WHAT IS NEEDED:
Write out the in-car PC forum thread word for word from "I think your" to "and exit hibernation.".

TEXT EXTRACT:
Do you surf mp3car.com much?
Edit - Just saw you got the 619...how do you like it? Does it fit well with the dash?

_Modified by Mill3niumThr33 at 10:58 PM 2-15-2007_

Well, I had the via C3 8000, and 10000 and Jetway amd Geode board. Wit the Azuntec soundcard, only the Geode system has been fast enough to restore from hibernate quickly, play videos, and launch iGuidance without lagging and my soundcard.
I think your planned system is way overkill. You're going to have a lot of system noise and heat. You need very little actual processing power. You also have to remember that the more ram you have, the longer the system will take to enter and exit hibernation.
As for the 619, it's not a bad unit but quality is a little lacking. The xeneric screen is supposed to be THE screen for in-car pc. I can't complain. As long as you are gentle, you should be fine. You'll also have to do custom work with the dash as it seems the snap-in bezel has been in "production/R/D" for like two years"

DATA SECTION:
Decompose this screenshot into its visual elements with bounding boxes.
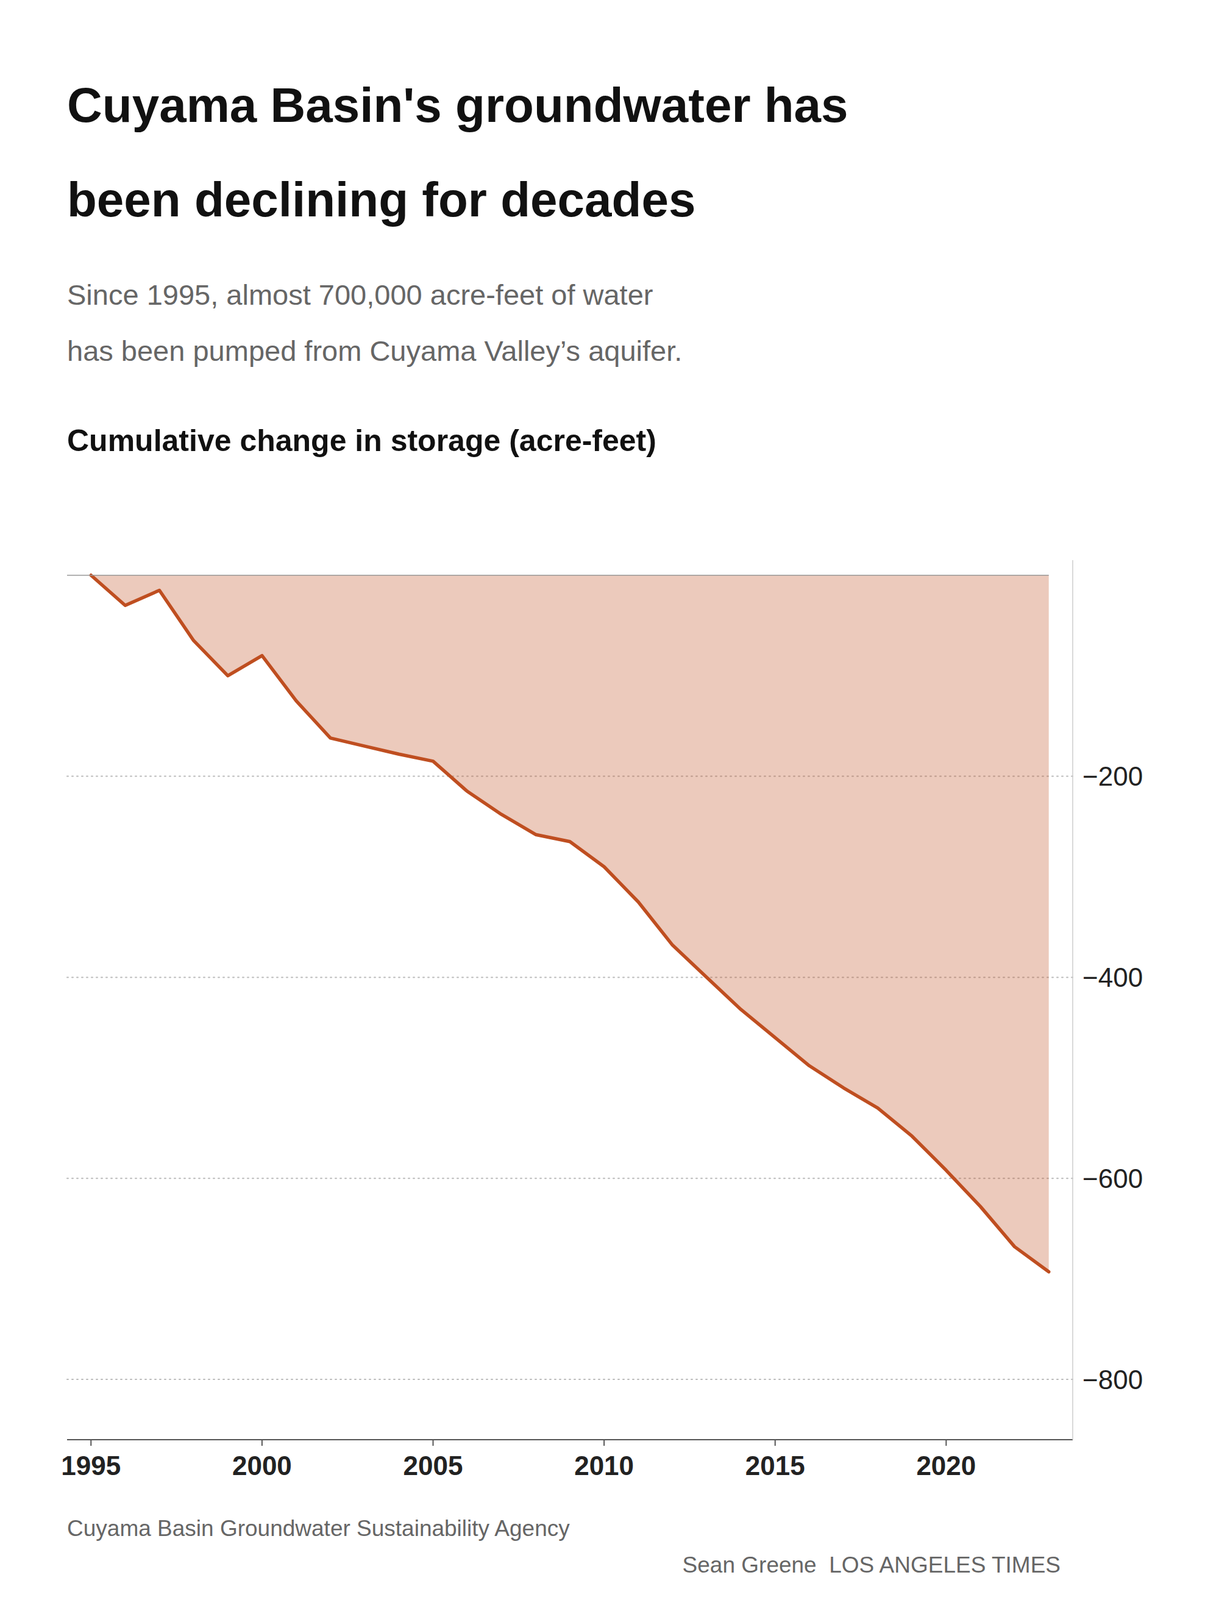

EXERCISE RESULT:
I think your planned system is way overkill. You're going to have a lot of system noise and heat. You need very little actual processing power. You also have to remember that the more ram you have, the longer the system will take to enter and exit hibernation.